Show every line in the entries below where the word "Give" appears.

** START Provided entries **

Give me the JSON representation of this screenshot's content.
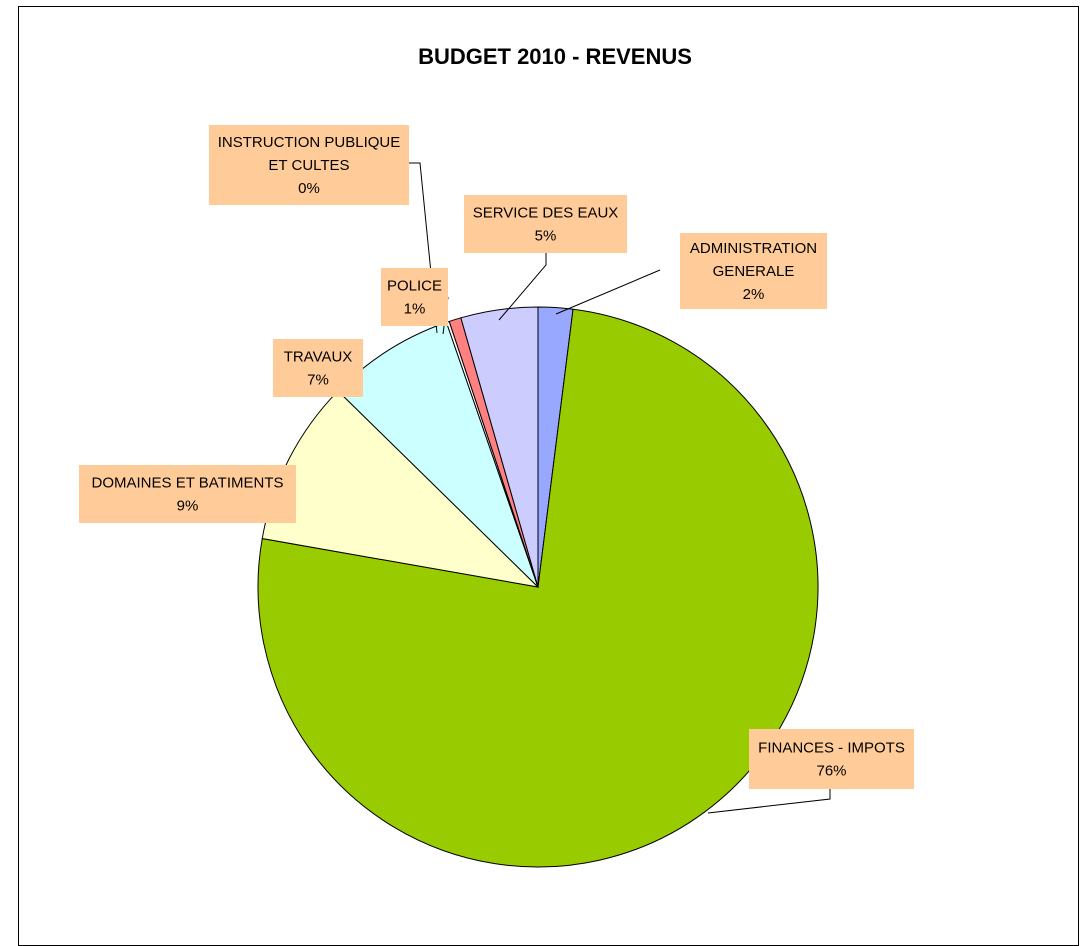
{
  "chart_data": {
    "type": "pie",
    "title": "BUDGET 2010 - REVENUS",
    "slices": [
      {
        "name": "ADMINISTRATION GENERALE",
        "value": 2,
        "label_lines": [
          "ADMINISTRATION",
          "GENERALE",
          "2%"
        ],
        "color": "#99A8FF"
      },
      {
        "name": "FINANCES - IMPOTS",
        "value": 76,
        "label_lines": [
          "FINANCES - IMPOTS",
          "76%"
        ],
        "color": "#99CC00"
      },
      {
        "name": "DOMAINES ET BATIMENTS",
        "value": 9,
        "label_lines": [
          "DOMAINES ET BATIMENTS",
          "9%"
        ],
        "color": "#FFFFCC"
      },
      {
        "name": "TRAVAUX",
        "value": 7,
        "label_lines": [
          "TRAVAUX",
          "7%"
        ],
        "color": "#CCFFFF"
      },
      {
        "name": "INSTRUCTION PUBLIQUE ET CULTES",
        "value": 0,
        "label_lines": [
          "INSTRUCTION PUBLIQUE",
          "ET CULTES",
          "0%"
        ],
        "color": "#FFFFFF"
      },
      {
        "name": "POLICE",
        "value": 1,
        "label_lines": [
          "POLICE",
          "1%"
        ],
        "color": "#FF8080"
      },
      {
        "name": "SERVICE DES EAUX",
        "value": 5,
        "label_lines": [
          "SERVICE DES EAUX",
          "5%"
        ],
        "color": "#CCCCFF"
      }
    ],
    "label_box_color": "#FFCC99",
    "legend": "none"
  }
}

** END Provided entries **
** START Provided entries **

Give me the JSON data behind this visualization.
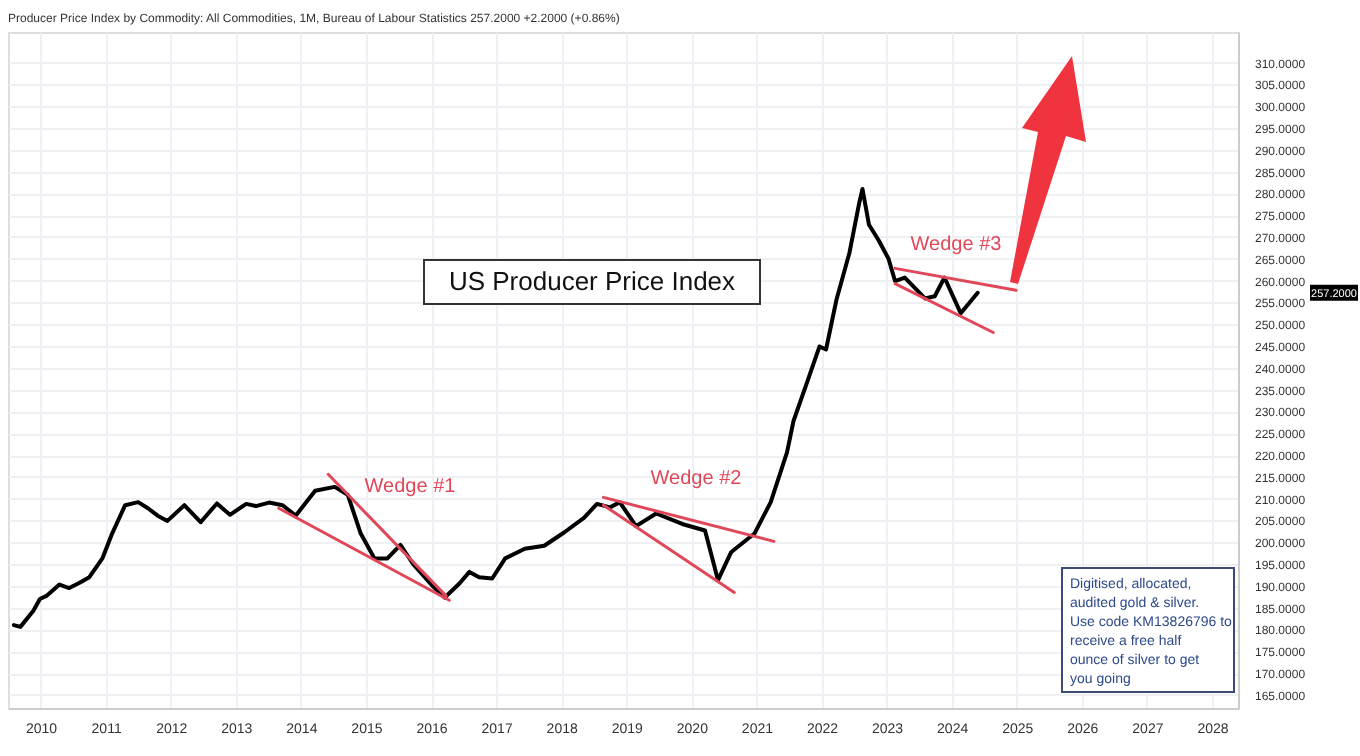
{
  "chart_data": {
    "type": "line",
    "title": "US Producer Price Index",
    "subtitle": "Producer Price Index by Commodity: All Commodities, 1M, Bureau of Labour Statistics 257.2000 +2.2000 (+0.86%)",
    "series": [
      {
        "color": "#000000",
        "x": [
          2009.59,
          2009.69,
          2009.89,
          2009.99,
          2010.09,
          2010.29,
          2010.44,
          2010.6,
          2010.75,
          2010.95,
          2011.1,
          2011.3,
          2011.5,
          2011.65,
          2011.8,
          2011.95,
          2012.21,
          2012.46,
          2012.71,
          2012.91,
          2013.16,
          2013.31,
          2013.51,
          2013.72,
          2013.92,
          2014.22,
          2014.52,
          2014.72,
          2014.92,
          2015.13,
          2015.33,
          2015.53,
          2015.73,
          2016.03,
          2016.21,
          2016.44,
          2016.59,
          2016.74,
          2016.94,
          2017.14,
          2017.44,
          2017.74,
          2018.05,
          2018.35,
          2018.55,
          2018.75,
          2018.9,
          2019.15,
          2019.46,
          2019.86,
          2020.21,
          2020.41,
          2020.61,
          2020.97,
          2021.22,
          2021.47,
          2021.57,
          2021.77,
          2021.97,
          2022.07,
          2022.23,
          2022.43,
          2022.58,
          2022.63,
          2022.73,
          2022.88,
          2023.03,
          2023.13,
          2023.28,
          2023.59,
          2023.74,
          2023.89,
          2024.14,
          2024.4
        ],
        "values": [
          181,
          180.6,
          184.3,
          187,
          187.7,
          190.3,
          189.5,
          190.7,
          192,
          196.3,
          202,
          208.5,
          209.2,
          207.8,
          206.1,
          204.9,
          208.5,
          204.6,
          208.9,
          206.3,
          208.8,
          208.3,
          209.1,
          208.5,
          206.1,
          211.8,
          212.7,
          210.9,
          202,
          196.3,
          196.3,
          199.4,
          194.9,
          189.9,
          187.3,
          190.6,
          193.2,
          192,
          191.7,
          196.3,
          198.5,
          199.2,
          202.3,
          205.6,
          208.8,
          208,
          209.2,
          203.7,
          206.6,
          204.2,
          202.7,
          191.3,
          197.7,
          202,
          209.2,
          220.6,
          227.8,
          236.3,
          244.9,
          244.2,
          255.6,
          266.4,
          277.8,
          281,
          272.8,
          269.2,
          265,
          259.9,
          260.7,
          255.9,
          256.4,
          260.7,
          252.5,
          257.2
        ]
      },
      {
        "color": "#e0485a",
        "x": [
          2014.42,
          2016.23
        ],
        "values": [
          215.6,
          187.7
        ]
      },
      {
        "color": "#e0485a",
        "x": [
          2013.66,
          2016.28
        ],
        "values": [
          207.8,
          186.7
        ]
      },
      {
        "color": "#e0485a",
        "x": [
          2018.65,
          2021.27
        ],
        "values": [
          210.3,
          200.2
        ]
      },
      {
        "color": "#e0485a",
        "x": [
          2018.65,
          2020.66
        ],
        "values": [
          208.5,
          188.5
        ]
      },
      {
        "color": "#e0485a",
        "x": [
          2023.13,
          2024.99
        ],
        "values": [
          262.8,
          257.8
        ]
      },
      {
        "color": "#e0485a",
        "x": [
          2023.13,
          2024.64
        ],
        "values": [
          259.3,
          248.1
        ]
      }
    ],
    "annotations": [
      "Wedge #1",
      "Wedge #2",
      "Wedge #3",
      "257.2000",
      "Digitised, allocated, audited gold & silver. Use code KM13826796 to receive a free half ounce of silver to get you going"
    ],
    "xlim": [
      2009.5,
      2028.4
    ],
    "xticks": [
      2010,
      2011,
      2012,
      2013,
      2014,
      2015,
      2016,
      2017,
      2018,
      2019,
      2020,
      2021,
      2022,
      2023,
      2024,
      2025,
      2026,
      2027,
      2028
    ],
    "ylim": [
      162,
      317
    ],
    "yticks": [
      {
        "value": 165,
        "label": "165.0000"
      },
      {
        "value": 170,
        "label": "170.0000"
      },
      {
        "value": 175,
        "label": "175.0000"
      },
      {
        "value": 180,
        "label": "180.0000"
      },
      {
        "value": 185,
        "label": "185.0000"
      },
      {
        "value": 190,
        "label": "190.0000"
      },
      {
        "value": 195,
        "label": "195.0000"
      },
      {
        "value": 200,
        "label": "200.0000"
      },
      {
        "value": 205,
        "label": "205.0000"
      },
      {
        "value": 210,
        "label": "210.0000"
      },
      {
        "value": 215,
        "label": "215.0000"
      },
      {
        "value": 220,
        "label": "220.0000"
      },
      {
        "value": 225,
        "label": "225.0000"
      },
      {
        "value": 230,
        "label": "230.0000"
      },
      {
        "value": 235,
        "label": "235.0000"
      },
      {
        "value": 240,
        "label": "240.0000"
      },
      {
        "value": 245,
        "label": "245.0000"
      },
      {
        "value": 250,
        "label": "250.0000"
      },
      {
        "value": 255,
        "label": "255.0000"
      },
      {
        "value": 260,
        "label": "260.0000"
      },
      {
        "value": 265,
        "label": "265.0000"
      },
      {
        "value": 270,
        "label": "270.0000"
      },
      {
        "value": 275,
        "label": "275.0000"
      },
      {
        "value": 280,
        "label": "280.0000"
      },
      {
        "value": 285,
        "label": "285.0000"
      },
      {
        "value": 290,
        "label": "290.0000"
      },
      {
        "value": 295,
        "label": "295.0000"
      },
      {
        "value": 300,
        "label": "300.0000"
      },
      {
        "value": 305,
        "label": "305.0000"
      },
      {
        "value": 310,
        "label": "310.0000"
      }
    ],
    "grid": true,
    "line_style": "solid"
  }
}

** END Provided entries **
** START Provided entries **

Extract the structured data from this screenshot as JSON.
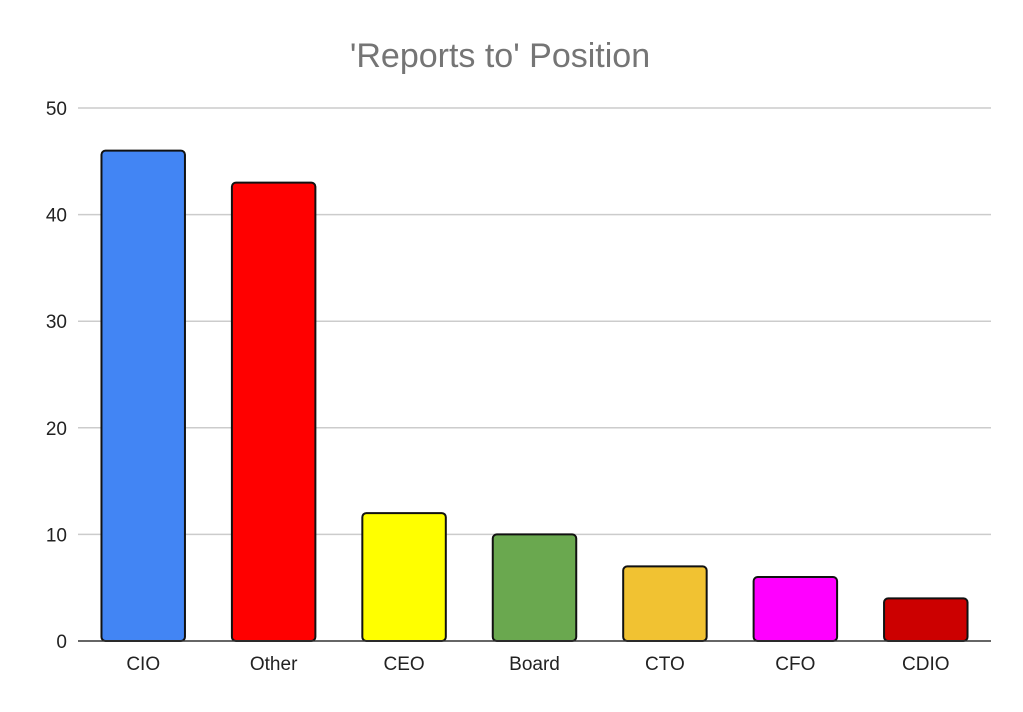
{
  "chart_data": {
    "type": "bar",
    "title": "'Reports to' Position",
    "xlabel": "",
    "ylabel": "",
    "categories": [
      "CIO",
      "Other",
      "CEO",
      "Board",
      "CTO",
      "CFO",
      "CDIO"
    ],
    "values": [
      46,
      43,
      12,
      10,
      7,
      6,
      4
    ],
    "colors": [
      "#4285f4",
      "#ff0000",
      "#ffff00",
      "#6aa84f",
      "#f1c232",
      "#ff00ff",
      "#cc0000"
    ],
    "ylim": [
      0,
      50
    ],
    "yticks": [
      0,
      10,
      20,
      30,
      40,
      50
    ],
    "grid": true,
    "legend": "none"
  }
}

** END Provided entries **

Finished answer:
Give me the JSON representation of this screenshot's content.
Give me the JSON data behind this visualization.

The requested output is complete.